▸ **WRITTEN TASK**
Extract every line below, verbatim.

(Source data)
_ _ _ _
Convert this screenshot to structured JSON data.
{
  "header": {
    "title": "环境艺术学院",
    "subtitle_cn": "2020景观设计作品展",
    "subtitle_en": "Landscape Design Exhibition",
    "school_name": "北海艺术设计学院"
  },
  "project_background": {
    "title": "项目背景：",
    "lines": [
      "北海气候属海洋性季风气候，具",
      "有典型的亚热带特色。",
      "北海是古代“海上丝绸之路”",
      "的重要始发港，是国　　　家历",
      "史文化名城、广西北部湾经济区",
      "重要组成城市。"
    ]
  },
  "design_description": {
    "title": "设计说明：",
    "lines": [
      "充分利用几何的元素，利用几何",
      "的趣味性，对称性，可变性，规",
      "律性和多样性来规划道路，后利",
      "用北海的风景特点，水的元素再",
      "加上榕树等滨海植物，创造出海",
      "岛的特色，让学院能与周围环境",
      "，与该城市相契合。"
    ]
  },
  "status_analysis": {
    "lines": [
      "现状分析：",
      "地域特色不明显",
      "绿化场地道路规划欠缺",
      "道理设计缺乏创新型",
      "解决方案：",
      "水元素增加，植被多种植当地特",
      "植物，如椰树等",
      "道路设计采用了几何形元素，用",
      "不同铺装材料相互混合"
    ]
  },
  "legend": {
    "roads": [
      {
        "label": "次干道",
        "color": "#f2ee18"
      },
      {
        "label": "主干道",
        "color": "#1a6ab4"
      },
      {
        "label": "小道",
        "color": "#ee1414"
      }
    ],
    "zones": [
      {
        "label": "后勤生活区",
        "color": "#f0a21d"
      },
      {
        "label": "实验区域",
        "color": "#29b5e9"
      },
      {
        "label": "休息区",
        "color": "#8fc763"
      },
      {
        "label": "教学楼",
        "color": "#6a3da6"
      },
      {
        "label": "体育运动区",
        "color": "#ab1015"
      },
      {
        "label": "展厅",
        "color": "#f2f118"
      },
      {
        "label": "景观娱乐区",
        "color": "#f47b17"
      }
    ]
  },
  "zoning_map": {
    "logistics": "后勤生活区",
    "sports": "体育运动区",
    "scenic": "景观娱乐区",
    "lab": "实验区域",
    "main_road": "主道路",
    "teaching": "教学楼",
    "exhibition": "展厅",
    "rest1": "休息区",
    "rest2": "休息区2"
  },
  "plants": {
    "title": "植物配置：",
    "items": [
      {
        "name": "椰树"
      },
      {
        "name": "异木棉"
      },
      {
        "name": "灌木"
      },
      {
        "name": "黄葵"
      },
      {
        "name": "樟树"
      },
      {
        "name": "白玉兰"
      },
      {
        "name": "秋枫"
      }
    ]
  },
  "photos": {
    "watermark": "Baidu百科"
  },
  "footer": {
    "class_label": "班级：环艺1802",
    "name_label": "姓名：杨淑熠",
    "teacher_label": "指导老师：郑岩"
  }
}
_ _ _ _
▸ **ANSWER IN FULL**
Convert this screenshot to structured JSON data.
{
  "header": {
    "title": "环境艺术学院",
    "subtitle_cn": "2020景观设计作品展",
    "subtitle_en": "Landscape Design Exhibition",
    "school_name": "北海艺术设计学院"
  },
  "project_background": {
    "title": "项目背景：",
    "lines": [
      "北海气候属海洋性季风气候，具",
      "有典型的亚热带特色。",
      "北海是古代“海上丝绸之路”",
      "的重要始发港，是国　　　家历",
      "史文化名城、广西北部湾经济区",
      "重要组成城市。"
    ]
  },
  "design_description": {
    "title": "设计说明：",
    "lines": [
      "充分利用几何的元素，利用几何",
      "的趣味性，对称性，可变性，规",
      "律性和多样性来规划道路，后利",
      "用北海的风景特点，水的元素再",
      "加上榕树等滨海植物，创造出海",
      "岛的特色，让学院能与周围环境",
      "，与该城市相契合。"
    ]
  },
  "status_analysis": {
    "lines": [
      "现状分析：",
      "地域特色不明显",
      "绿化场地道路规划欠缺",
      "道理设计缺乏创新型",
      "解决方案：",
      "水元素增加，植被多种植当地特",
      "植物，如椰树等",
      "道路设计采用了几何形元素，用",
      "不同铺装材料相互混合"
    ]
  },
  "legend": {
    "roads": [
      {
        "label": "次干道",
        "color": "#f2ee18"
      },
      {
        "label": "主干道",
        "color": "#1a6ab4"
      },
      {
        "label": "小道",
        "color": "#ee1414"
      }
    ],
    "zones": [
      {
        "label": "后勤生活区",
        "color": "#f0a21d"
      },
      {
        "label": "实验区域",
        "color": "#29b5e9"
      },
      {
        "label": "休息区",
        "color": "#8fc763"
      },
      {
        "label": "教学楼",
        "color": "#6a3da6"
      },
      {
        "label": "体育运动区",
        "color": "#ab1015"
      },
      {
        "label": "展厅",
        "color": "#f2f118"
      },
      {
        "label": "景观娱乐区",
        "color": "#f47b17"
      }
    ]
  },
  "zoning_map": {
    "logistics": "后勤生活区",
    "sports": "体育运动区",
    "scenic": "景观娱乐区",
    "lab": "实验区域",
    "main_road": "主道路",
    "teaching": "教学楼",
    "exhibition": "展厅",
    "rest1": "休息区",
    "rest2": "休息区2"
  },
  "plants": {
    "title": "植物配置：",
    "items": [
      {
        "name": "椰树"
      },
      {
        "name": "异木棉"
      },
      {
        "name": "灌木"
      },
      {
        "name": "黄葵"
      },
      {
        "name": "樟树"
      },
      {
        "name": "白玉兰"
      },
      {
        "name": "秋枫"
      }
    ]
  },
  "photos": {
    "watermark": "Baidu百科"
  },
  "footer": {
    "class_label": "班级：环艺1802",
    "name_label": "姓名：杨淑熠",
    "teacher_label": "指导老师：郑岩"
  }
}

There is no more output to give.